[What is being asked] Look through the data that follows and copy each line with the string "page".

======== Data records

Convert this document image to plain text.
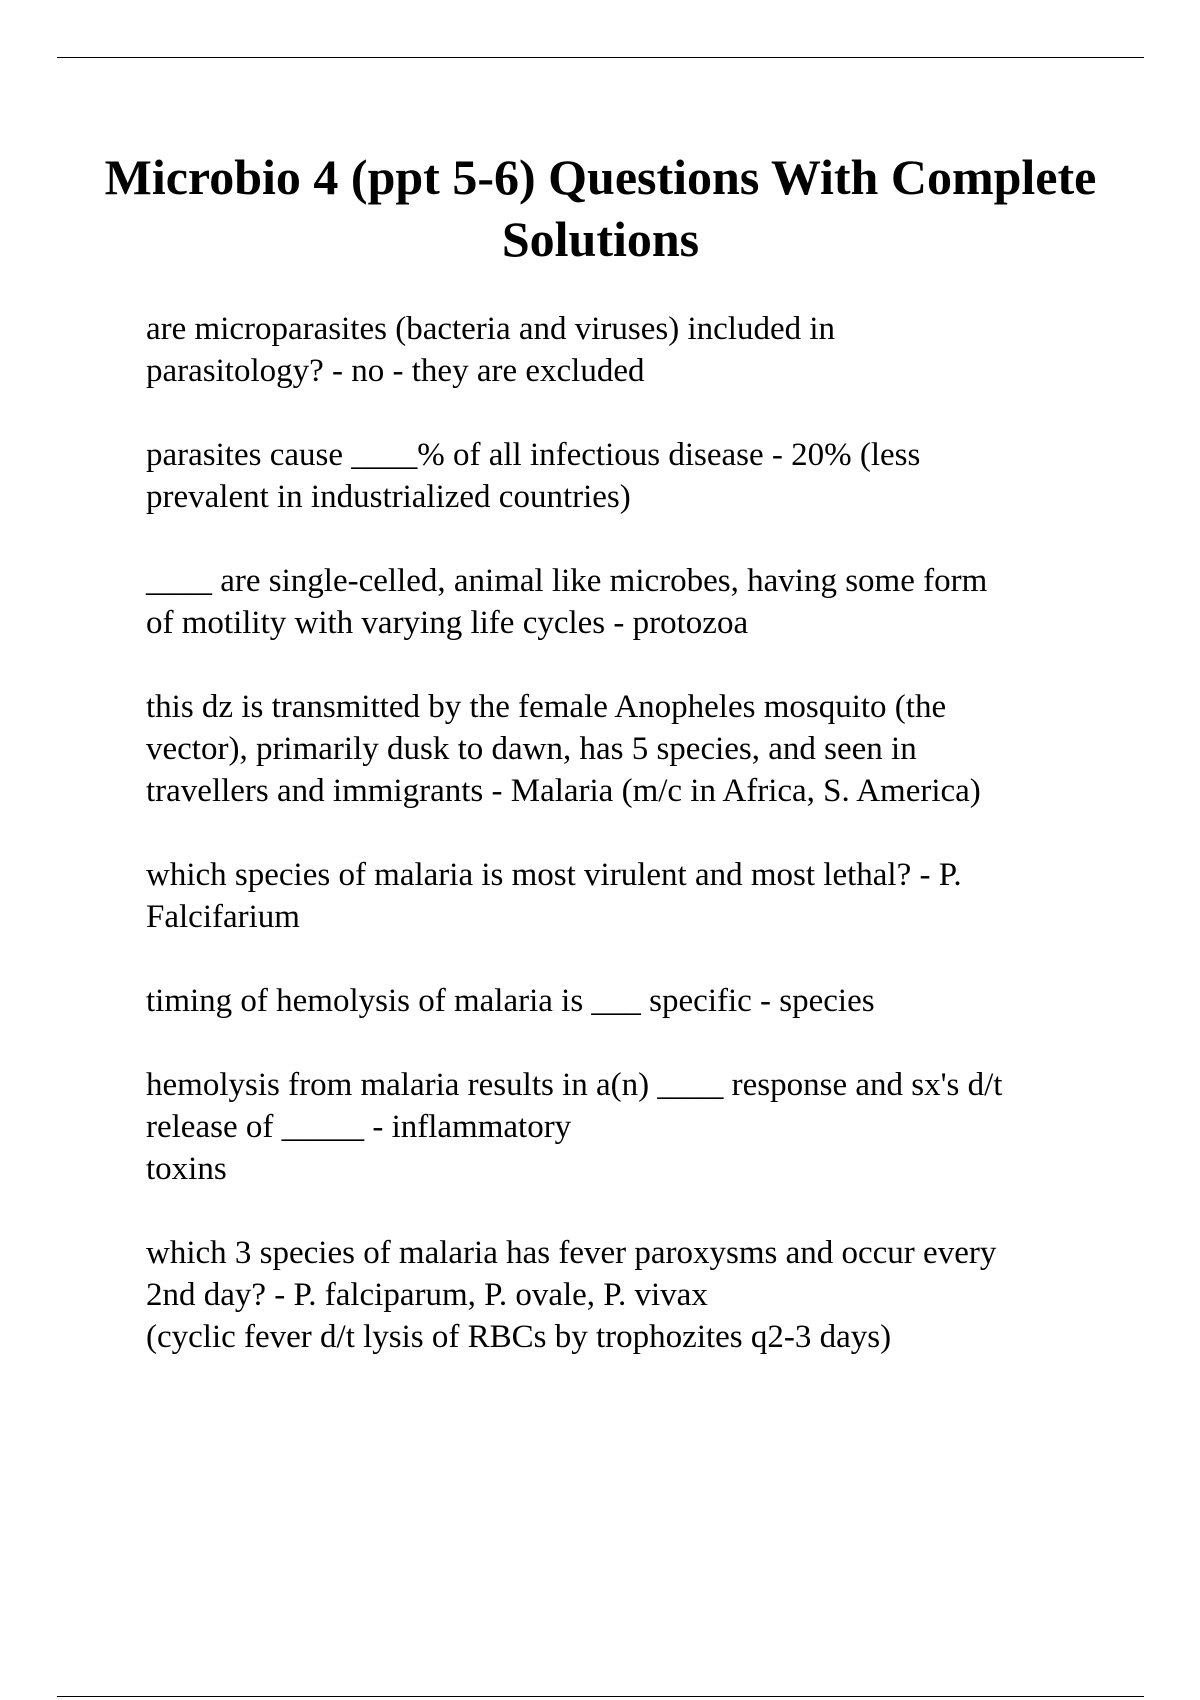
Microbio 4 (ppt 5-6) Questions With Complete Solutions
are microparasites (bacteria and viruses) included in
parasitology? - no - they are excluded
parasites cause ____% of all infectious disease - 20% (less
prevalent in industrialized countries)
____ are single-celled, animal like microbes, having some form
of motility with varying life cycles - protozoa
this dz is transmitted by the female Anopheles mosquito (the
vector), primarily dusk to dawn, has 5 species, and seen in
travellers and immigrants - Malaria (m/c in Africa, S. America)
which species of malaria is most virulent and most lethal? - P.
Falcifarium
timing of hemolysis of malaria is ___ specific - species
hemolysis from malaria results in a(n) ____ response and sx's d/t
release of _____ - inflammatory
toxins
which 3 species of malaria has fever paroxysms and occur every
2nd day? - P. falciparum, P. ovale, P. vivax
(cyclic fever d/t lysis of RBCs by trophozites q2-3 days)
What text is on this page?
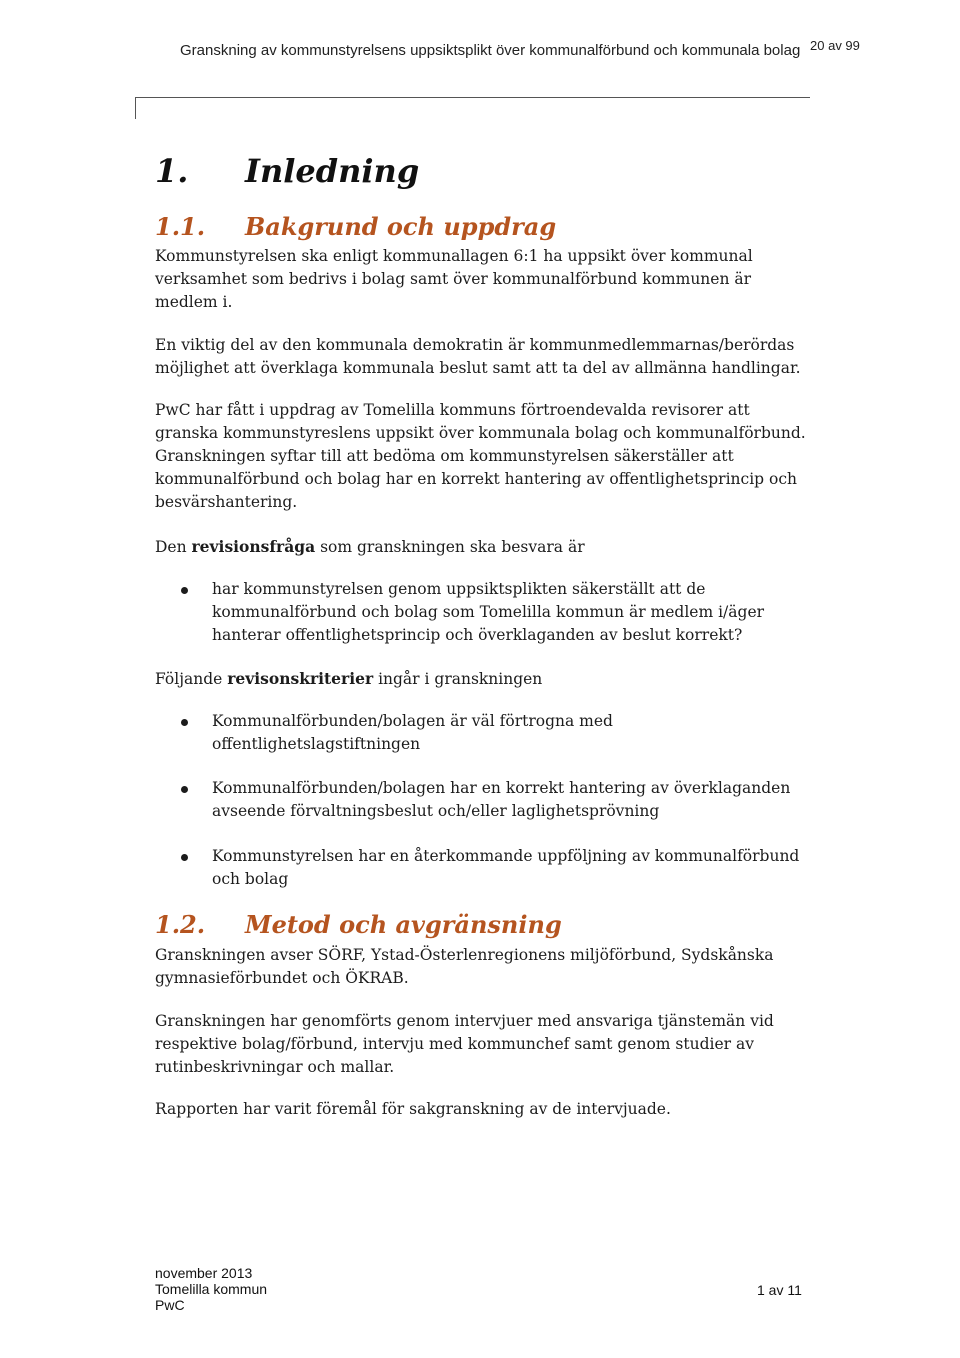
Granskning av kommunstyrelsens uppsiktsplikt över kommunalförbund och kommunala bolag 20 av 99
1. Inledning
1.1. Bakgrund och uppdrag
Kommunstyrelsen ska enligt kommunallagen 6:1 ha uppsikt över kommunal verksamhet som bedrivs i bolag samt över kommunalförbund kommunen är medlem i.
En viktig del av den kommunala demokratin är kommunmedlemmarnas/berördas möjlighet att överklaga kommunala beslut samt att ta del av allmänna handlingar.
PwC har fått i uppdrag av Tomelilla kommuns förtroendevalda revisorer att granska kommunstyreslens uppsikt över kommunala bolag och kommunalförbund. Granskningen syftar till att bedöma om kommunstyrelsen säkerställer att kommunalförbund och bolag har en korrekt hantering av offentlighetsprincip och besvärshantering.
Den revisionsfråga som granskningen ska besvara är
har kommunstyrelsen genom uppsiktsplikten säkerställt att de kommunalförbund och bolag som Tomelilla kommun är medlem i/äger hanterar offentlighetsprincip och överklaganden av beslut korrekt?
Följande revisonskriterier ingår i granskningen
Kommunalförbunden/bolagen är väl förtrogna med offentlighetslagstiftningen
Kommunalförbunden/bolagen har en korrekt hantering av överklaganden avseende förvaltningsbeslut och/eller laglighetsprövning
Kommunstyrelsen har en återkommande uppföljning av kommunalförbund och bolag
1.2. Metod och avgränsning
Granskningen avser SÖRF, Ystad-Österlenregionens miljöförbund, Sydskånska gymnasieförbundet och ÖKRAB.
Granskningen har genomförts genom intervjuer med ansvariga tjänstemän vid respektive bolag/förbund, intervju med kommunchef samt genom studier av rutinbeskrivningar och mallar.
Rapporten har varit föremål för sakgranskning av de intervjuade.
november 2013
Tomelilla kommun
PwC
1 av 11
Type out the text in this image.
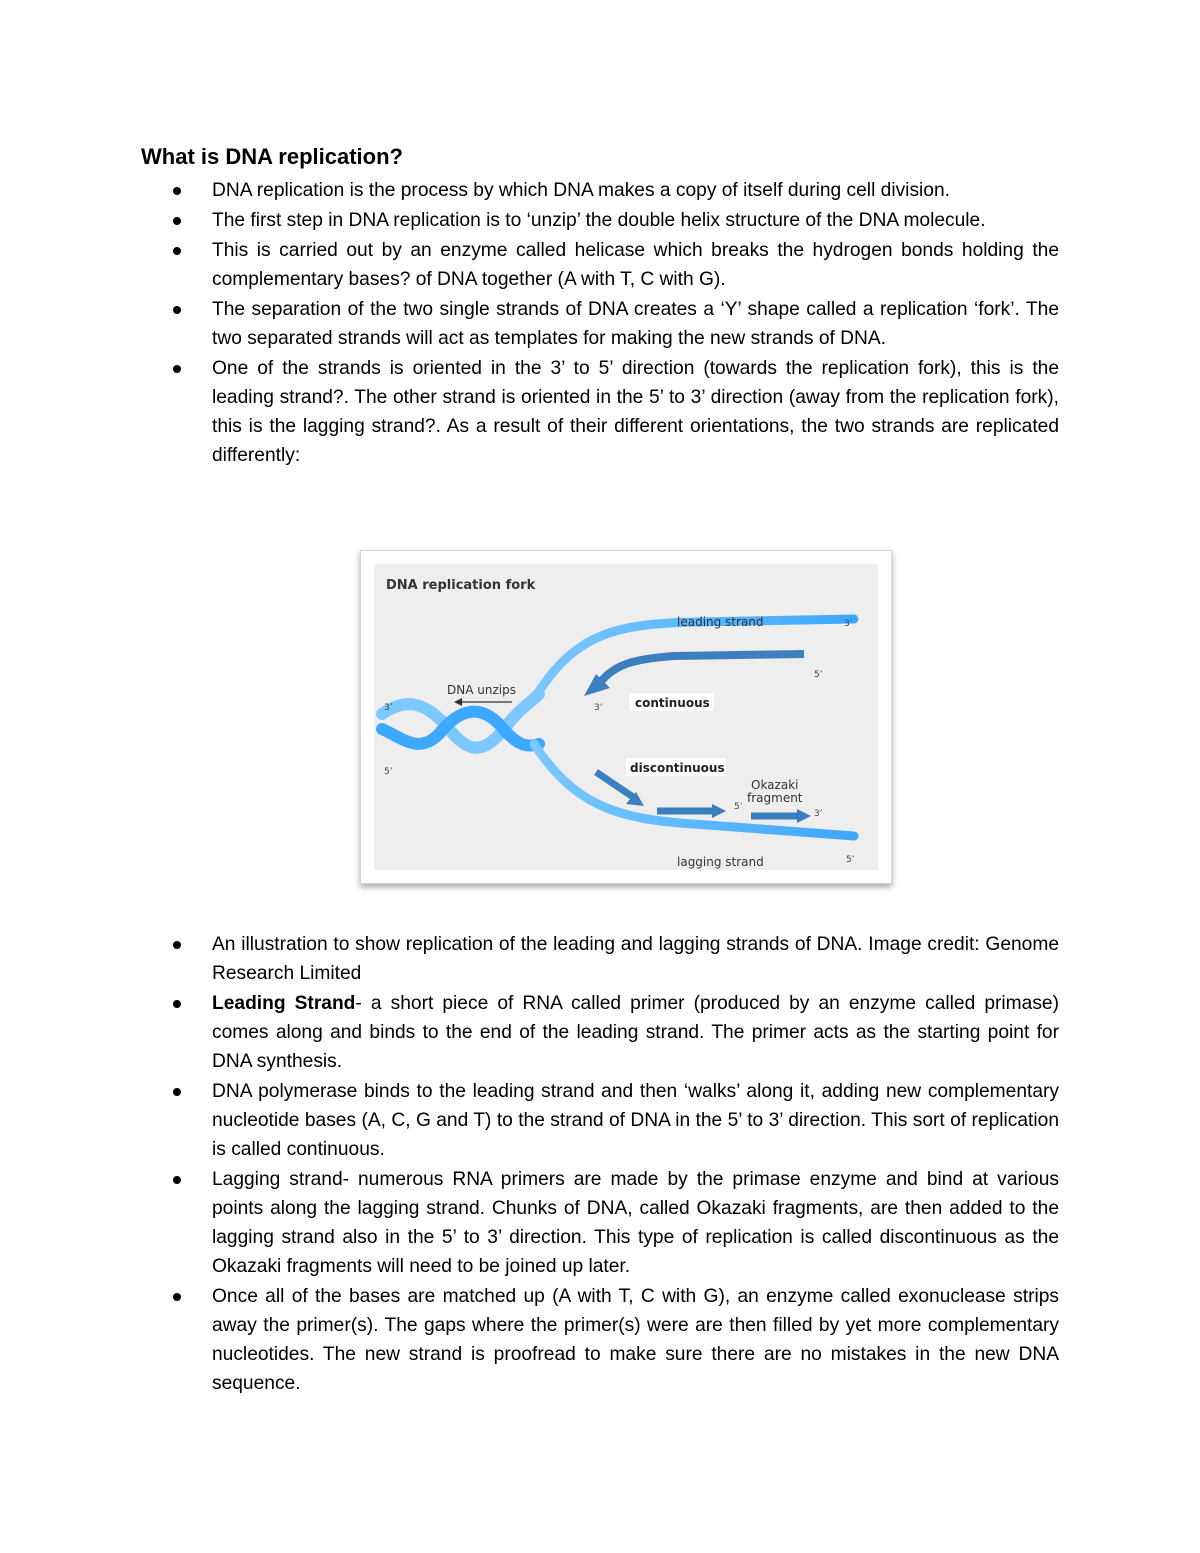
What is DNA replication?
DNA replication is the process by which DNA makes a copy of itself during cell division.
The first step in DNA replication is to ‘unzip’ the double helix structure of the DNA molecule.
This is carried out by an enzyme called helicase which breaks the hydrogen bonds holding the complementary bases? of DNA together (A with T, C with G).
The separation of the two single strands of DNA creates a ‘Y’ shape called a replication ‘fork’. The two separated strands will act as templates for making the new strands of DNA.
One of the strands is oriented in the 3’ to 5’ direction (towards the replication fork), this is the leading strand?. The other strand is oriented in the 5’ to 3’ direction (away from the replication fork), this is the lagging strand?. As a result of their different orientations, the two strands are replicated differently:
DNA replication fork
leading strand	3’
5’
DNA unzips
3’
5’
3’	continuous
discontinuous
Okazaki
fragment
5’
3’
lagging strand	5’
An illustration to show replication of the leading and lagging strands of DNA. Image credit: Genome Research Limited
Leading Strand- a short piece of RNA called primer (produced by an enzyme called primase) comes along and binds to the end of the leading strand. The primer acts as the starting point for DNA synthesis.
DNA polymerase binds to the leading strand and then ‘walks’ along it, adding new complementary nucleotide bases (A, C, G and T) to the strand of DNA in the 5’ to 3’ direction. This sort of replication is called continuous.
Lagging strand- numerous RNA primers are made by the primase enzyme and bind at various points along the lagging strand. Chunks of DNA, called Okazaki fragments, are then added to the lagging strand also in the 5’ to 3’ direction. This type of replication is called discontinuous as the Okazaki fragments will need to be joined up later.
Once all of the bases are matched up (A with T, C with G), an enzyme called exonuclease strips away the primer(s). The gaps where the primer(s) were are then filled by yet more complementary nucleotides. The new strand is proofread to make sure there are no mistakes in the new DNA sequence.
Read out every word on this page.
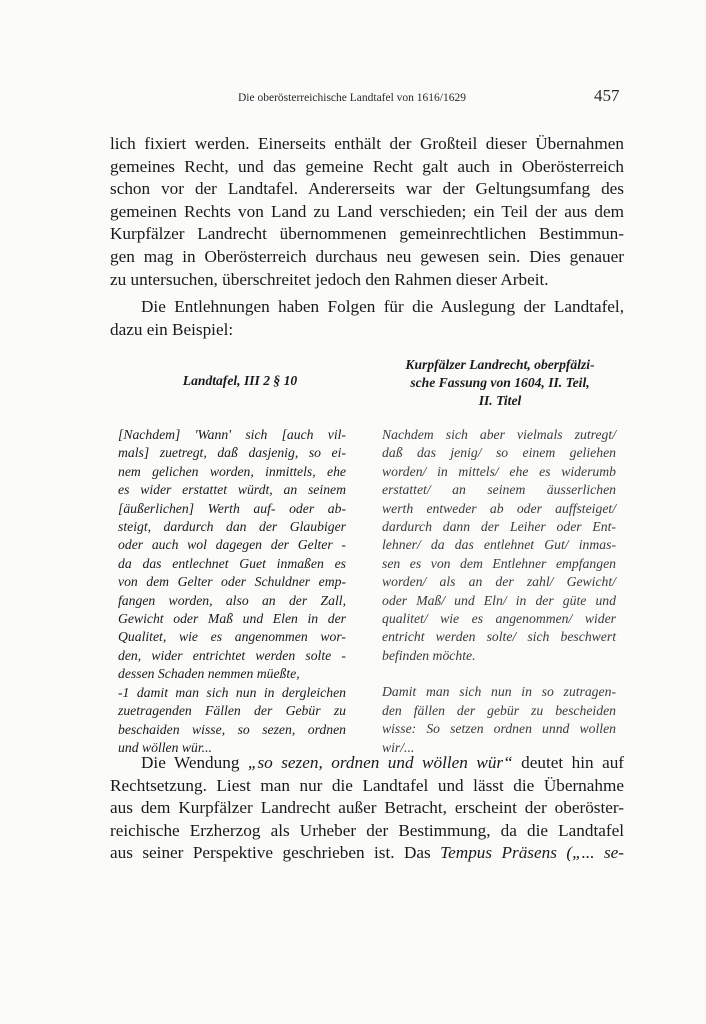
Die oberösterreichische Landtafel von 1616/1629	457
lich fixiert werden. Einerseits enthält der Großteil dieser Übernahmen
gemeines Recht, und das gemeine Recht galt auch in Oberösterreich
schon vor der Landtafel. Andererseits war der Geltungsumfang des
gemeinen Rechts von Land zu Land verschieden; ein Teil der aus dem
Kurpfälzer Landrecht übernommenen gemeinrechtlichen Bestimmun-
gen mag in Oberösterreich durchaus neu gewesen sein. Dies genauer
zu untersuchen, überschreitet jedoch den Rahmen dieser Arbeit.
Die Entlehnungen haben Folgen für die Auslegung der Landtafel,
dazu ein Beispiel:
Landtafel, III 2 § 10
Kurpfälzer Landrecht, oberpfälzi-
sche Fassung von 1604, II. Teil,
II. Titel
[Nachdem] 'Wann' sich [auch vil-
mals] zuetregt, daß dasjenig, so ei-
nem gelichen worden, inmittels, ehe
es wider erstattet würdt, an seinem
[äußerlichen] Werth auf- oder ab-
steigt, dardurch dan der Glaubiger
oder auch wol dagegen der Gelter -
da das entlechnet Guet inmaßen es
von dem Gelter oder Schuldner emp-
fangen worden, also an der Zall,
Gewicht oder Maß und Elen in der
Qualitet, wie es angenommen wor-
den, wider entrichtet werden solte -
dessen Schaden nemmen müeßte,
-1 damit man sich nun in dergleichen
zuetragenden Fällen der Gebür zu
beschaiden wisse, so sezen, ordnen
und wöllen wür...
Nachdem sich aber vielmals zutregt/
daß das jenig/ so einem geliehen
worden/ in mittels/ ehe es widerumb
erstattet/ an seinem äusserlichen
werth entweder ab oder auffsteiget/
dardurch dann der Leiher oder Ent-
lehner/ da das entlehnet Gut/ inmas-
sen es von dem Entlehner empfangen
worden/ als an der zahl/ Gewicht/
oder Maß/ und Eln/ in der güte und
qualitet/ wie es angenommen/ wider
entricht werden solte/ sich beschwert
befinden möchte.
Damit man sich nun in so zutragen-
den fällen der gebür zu bescheiden
wisse: So setzen ordnen unnd wollen
wir/...
Die Wendung „so sezen, ordnen und wöllen wür“ deutet hin auf
Rechtsetzung. Liest man nur die Landtafel und lässt die Übernahme
aus dem Kurpfälzer Landrecht außer Betracht, erscheint der oberöster-
reichische Erzherzog als Urheber der Bestimmung, da die Landtafel
aus seiner Perspektive geschrieben ist. Das Tempus Präsens („... se-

================

[Reply]
What text is on this page?
Read out every word on this page.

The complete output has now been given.